**TASK INPUT:**
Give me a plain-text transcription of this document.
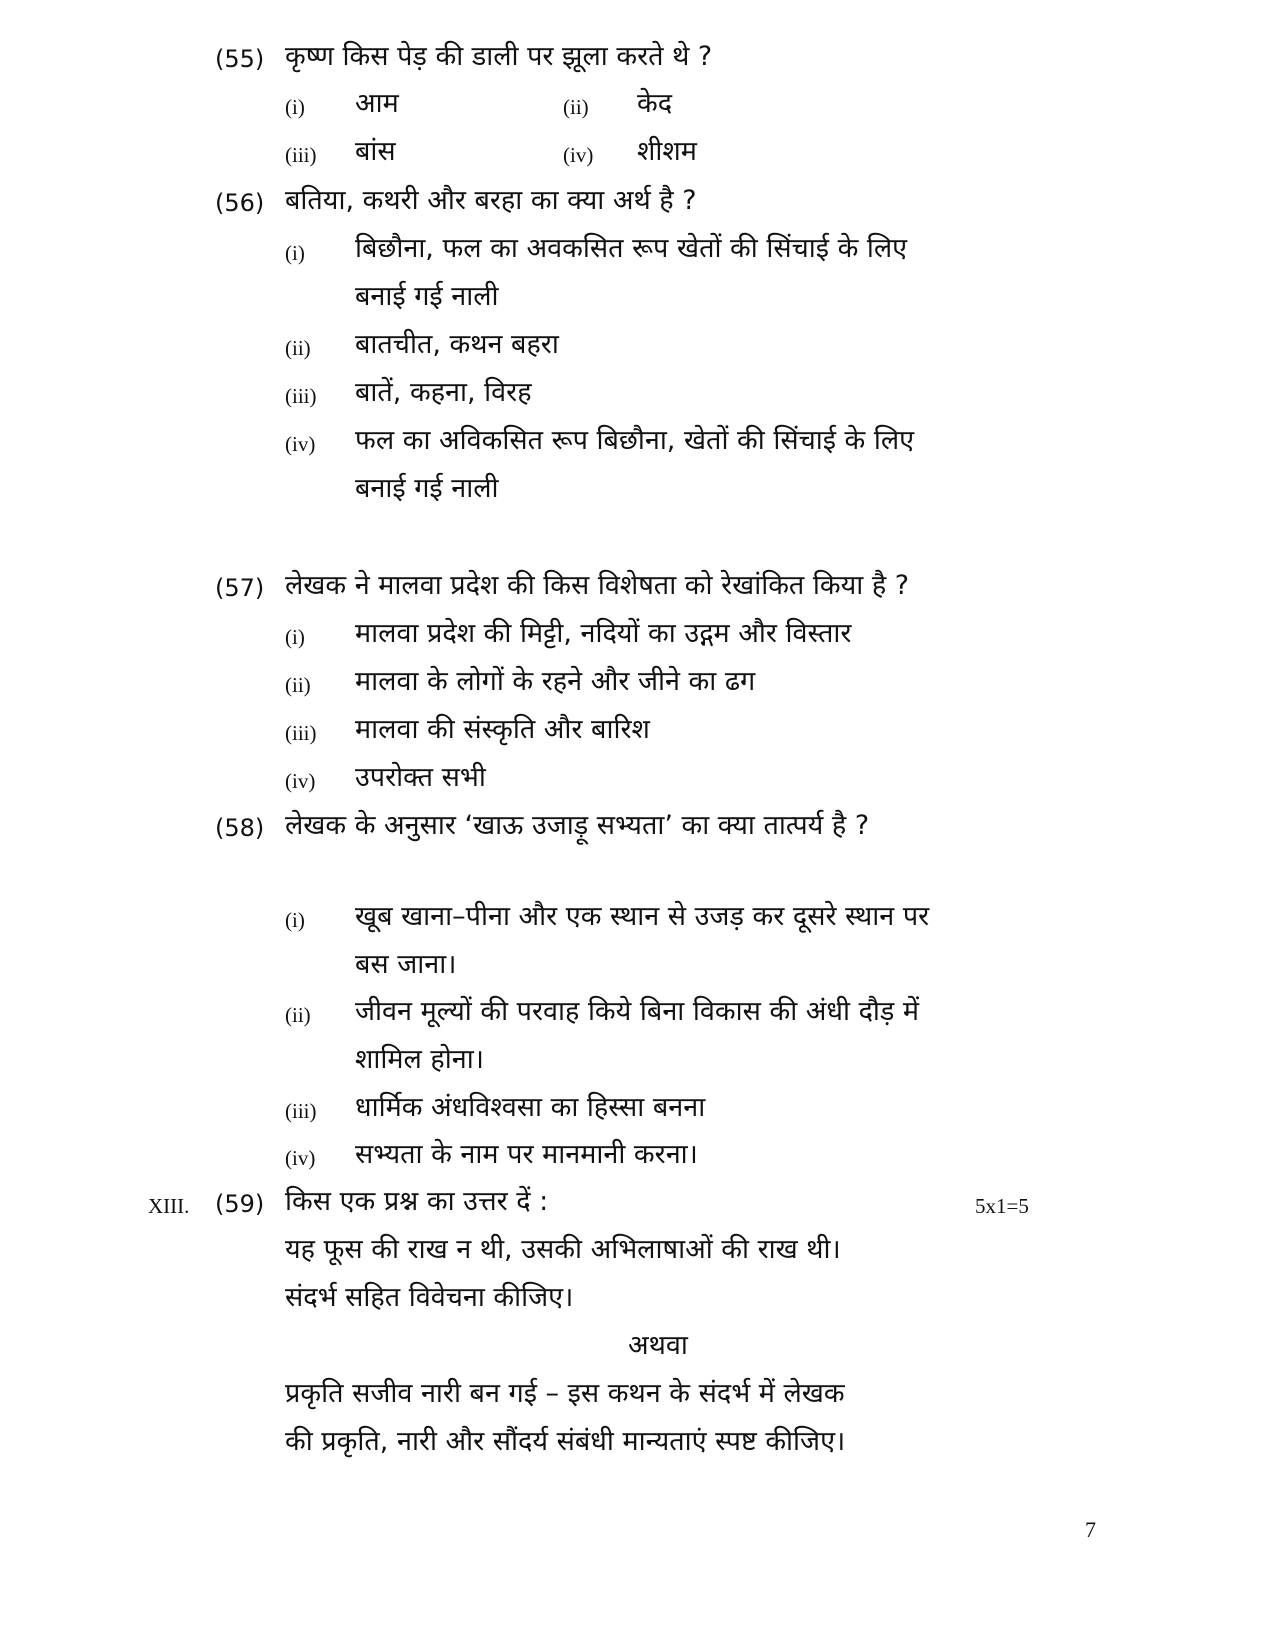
(55) कृष्ण किस पेड़ की डाली पर झूला करते थे ?
(i) आम	(ii) केद
(iii) बांस	(iv) शीशम
(56) बतिया, कथरी और बरहा का क्या अर्थ है ?
(i) बिछौना, फल का अवकसित रूप खेतों की सिंचाई के लिए
बनाई गई नाली
(ii) बातचीत, कथन बहरा
(iii) बातें, कहना, विरह
(iv) फल का अविकसित रूप बिछौना, खेतों की सिंचाई के लिए
बनाई गई नाली
(57) लेखक ने मालवा प्रदेश की किस विशेषता को रेखांकित किया है ?
(i) मालवा प्रदेश की मिट्टी, नदियों का उद्गम और विस्तार
(ii) मालवा के लोगों के रहने और जीने का ढग
(iii) मालवा की संस्कृति और बारिश
(iv) उपरोक्त सभी
(58) लेखक के अनुसार ‘खाऊ उजाड़ू सभ्यता’ का क्या तात्पर्य है ?
(i) खूब खाना–पीना और एक स्थान से उजड़ कर दूसरे स्थान पर
बस जाना।
(ii) जीवन मूल्यों की परवाह किये बिना विकास की अंधी दौड़ में
शामिल होना।
(iii) धार्मिक अंधविश्वसा का हिस्सा बनना
(iv) सभ्यता के नाम पर मानमानी करना।
XIII. (59) किस एक प्रश्न का उत्तर दें :	5x1=5
यह फूस की राख न थी, उसकी अभिलाषाओं की राख थी।
संदर्भ सहित विवेचना कीजिए।
अथवा
प्रकृति सजीव नारी बन गई – इस कथन के संदर्भ में लेखक
की प्रकृति, नारी और सौंदर्य संबंधी मान्यताएं स्पष्ट कीजिए।
7
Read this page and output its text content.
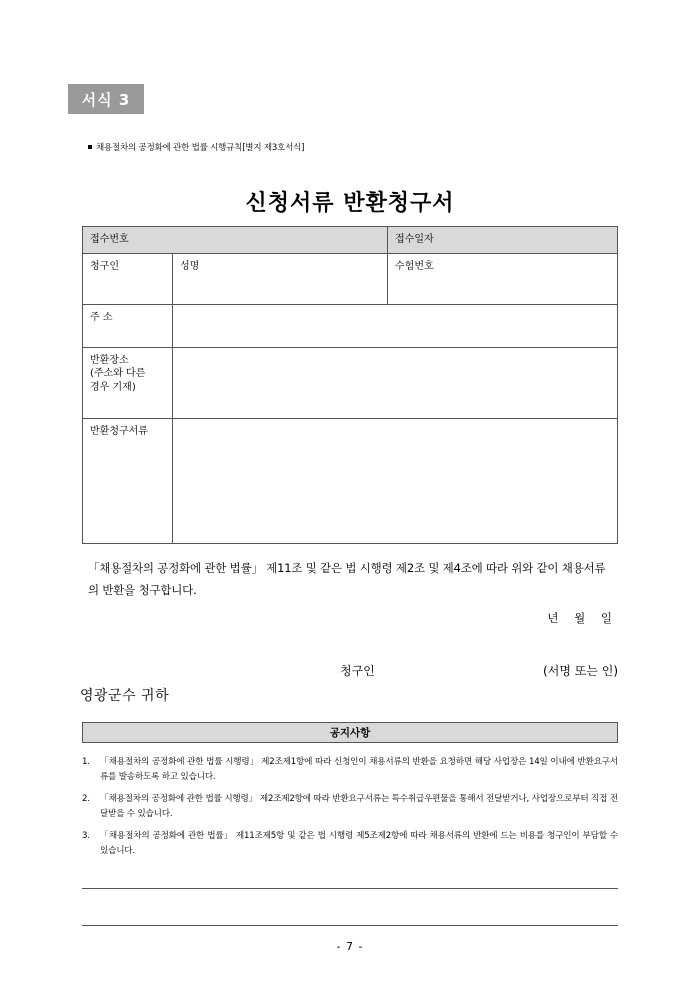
서식 3
채용절차의 공정화에 관한 법률 시행규칙[별지 제3호서식]
신청서류 반환청구서
접수번호		접수일자
청구인	성명	수험번호
주 소		

반환장소
(주소와 다른
경우 기재)		

반환청구서류		
「채용절차의 공정화에 관한 법률」 제11조 및 같은 법 시행령 제2조 및 제4조에 따라 위와 같이 채용서류의 반환을 청구합니다.
년 월 일
청구인	(서명 또는 인)
영광군수 귀하
공지사항
1.	「채용절차의 공정화에 관한 법률 시행령」 제2조제1항에 따라 신청인이 채용서류의 반환을 요청하면 해당 사업장은 14일 이내에 반환요구서류를 발송하도록 하고 있습니다.
2.	「채용절차의 공정화에 관한 법률 시행령」 제2조제2항에 따라 반환요구서류는 특수취급우편물을 통해서 전달받거나, 사업장으로부터 직접 전달받을 수 있습니다.
3.	「채용절차의 공정화에 관한 법률」 제11조제5항 및 같은 법 시행령 제5조제2항에 따라 채용서류의 반환에 드는 비용를 청구인이 부담할 수 있습니다.
- 7 -
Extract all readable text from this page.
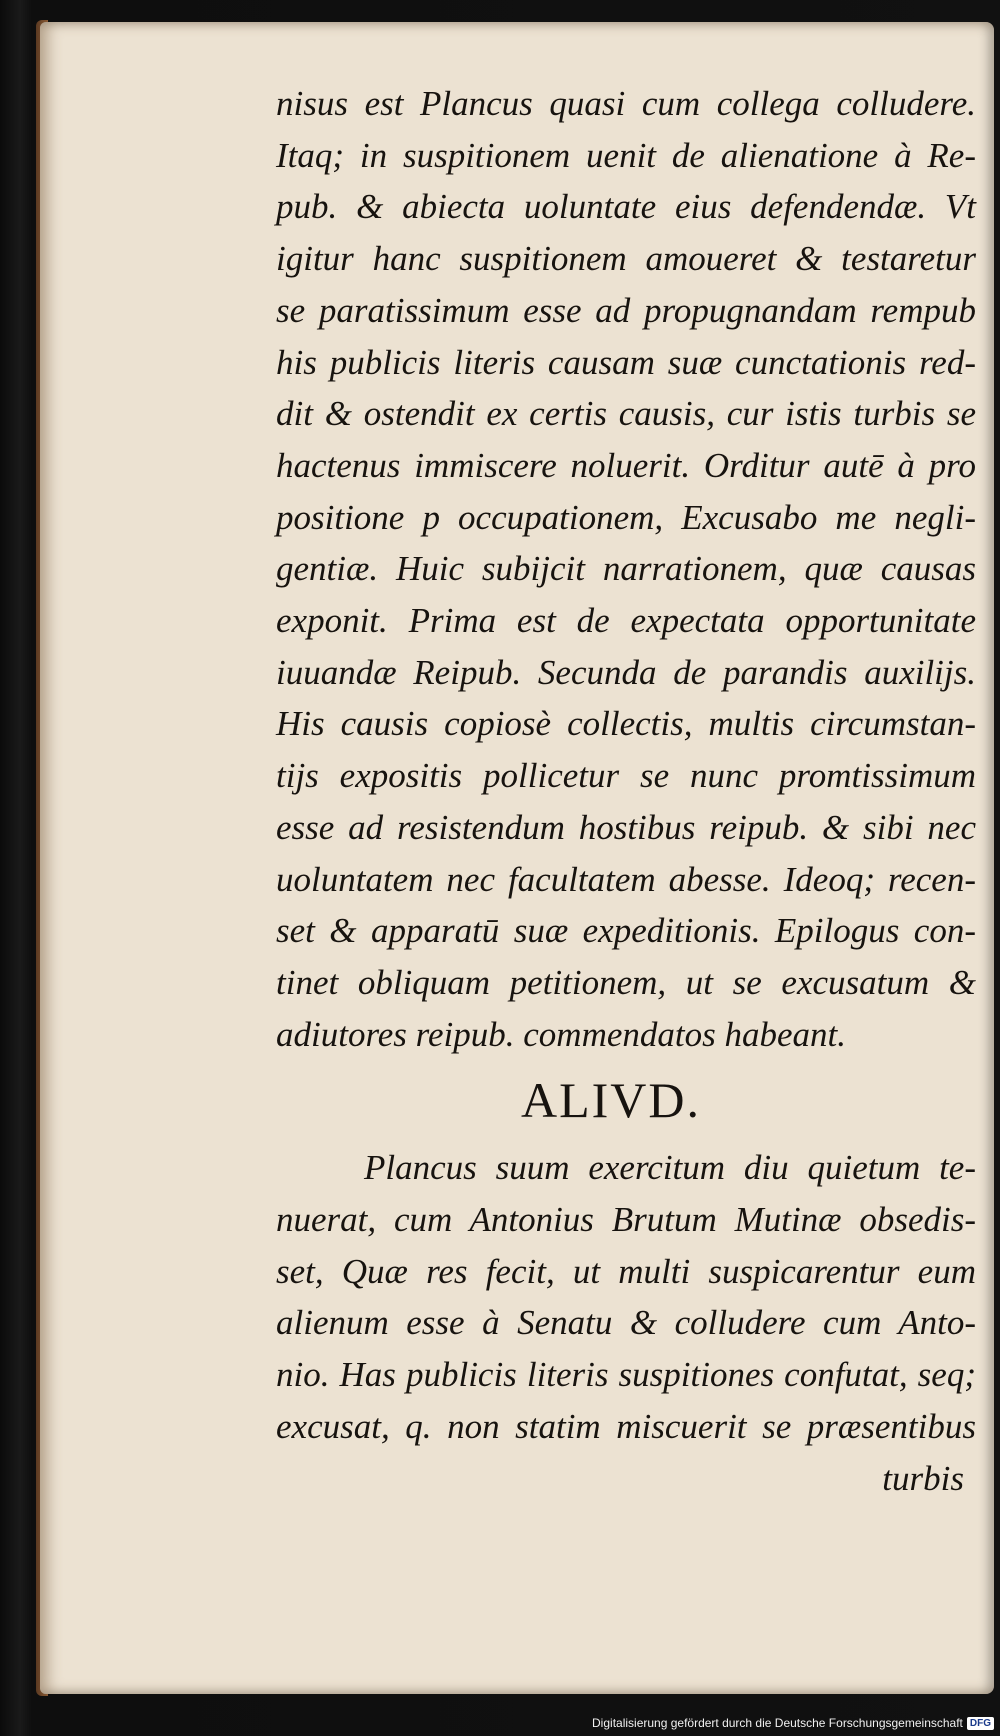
nisus est Plancus quasi cum collega colludere.
Itaq; in suspitionem uenit de alienatione à Re-
pub. & abiecta uoluntate eius defendendæ. Vt
igitur hanc suspitionem amoueret & testaretur
se paratissimum esse ad propugnandam rempub
his publicis literis causam suæ cunctationis red-
dit & ostendit ex certis causis, cur istis turbis se
hactenus immiscere noluerit. Orditur autē à pro
positione p occupationem, Excusabo me negli-
gentiæ. Huic subijcit narrationem, quæ causas
exponit. Prima est de expectata opportunitate
iuuandæ Reipub. Secunda de parandis auxilijs.
His causis copiosè collectis, multis circumstan-
tijs expositis pollicetur se nunc promtissimum
esse ad resistendum hostibus reipub. & sibi nec
uoluntatem nec facultatem abesse. Ideoq; recen-
set & apparatū suæ expeditionis. Epilogus con-
tinet obliquam petitionem, ut se excusatum &
adiutores reipub. commendatos habeant.
ALIVD.
Plancus suum exercitum diu quietum te-
nuerat, cum Antonius Brutum Mutinæ obsedis-
set, Quæ res fecit, ut multi suspicarentur eum
alienum esse à Senatu & colludere cum Anto-
nio. Has publicis literis suspitiones confutat, seq;
excusat, q. non statim miscuerit se præsentibus
turbis
Digitalisierung gefördert durch die Deutsche Forschungsgemeinschaft DFG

**DO THIS:** Emit the lines from the line containing "Extract all readable text from this page." to the final line of the material, inclusive, exactly as written; pictures are excluded.

**THE COMPLETED TASK:**
Extract all readable text from this page.
nisus est Plancus quasi cum collega colludere.
Itaq; in suspitionem uenit de alienatione à Re-
pub. & abiecta uoluntate eius defendendæ. Vt
igitur hanc suspitionem amoueret & testaretur
se paratissimum esse ad propugnandam rempub
his publicis literis causam suæ cunctationis red-
dit & ostendit ex certis causis, cur istis turbis se
hactenus immiscere noluerit. Orditur autē à pro
positione p occupationem, Excusabo me negli-
gentiæ. Huic subijcit narrationem, quæ causas
exponit. Prima est de expectata opportunitate
iuuandæ Reipub. Secunda de parandis auxilijs.
His causis copiosè collectis, multis circumstan-
tijs expositis pollicetur se nunc promtissimum
esse ad resistendum hostibus reipub. & sibi nec
uoluntatem nec facultatem abesse. Ideoq; recen-
set & apparatū suæ expeditionis. Epilogus con-
tinet obliquam petitionem, ut se excusatum &
adiutores reipub. commendatos habeant.
ALIVD.
Plancus suum exercitum diu quietum te-
nuerat, cum Antonius Brutum Mutinæ obsedis-
set, Quæ res fecit, ut multi suspicarentur eum
alienum esse à Senatu & colludere cum Anto-
nio. Has publicis literis suspitiones confutat, seq;
excusat, q. non statim miscuerit se præsentibus
turbis
Digitalisierung gefördert durch die Deutsche Forschungsgemeinschaft DFG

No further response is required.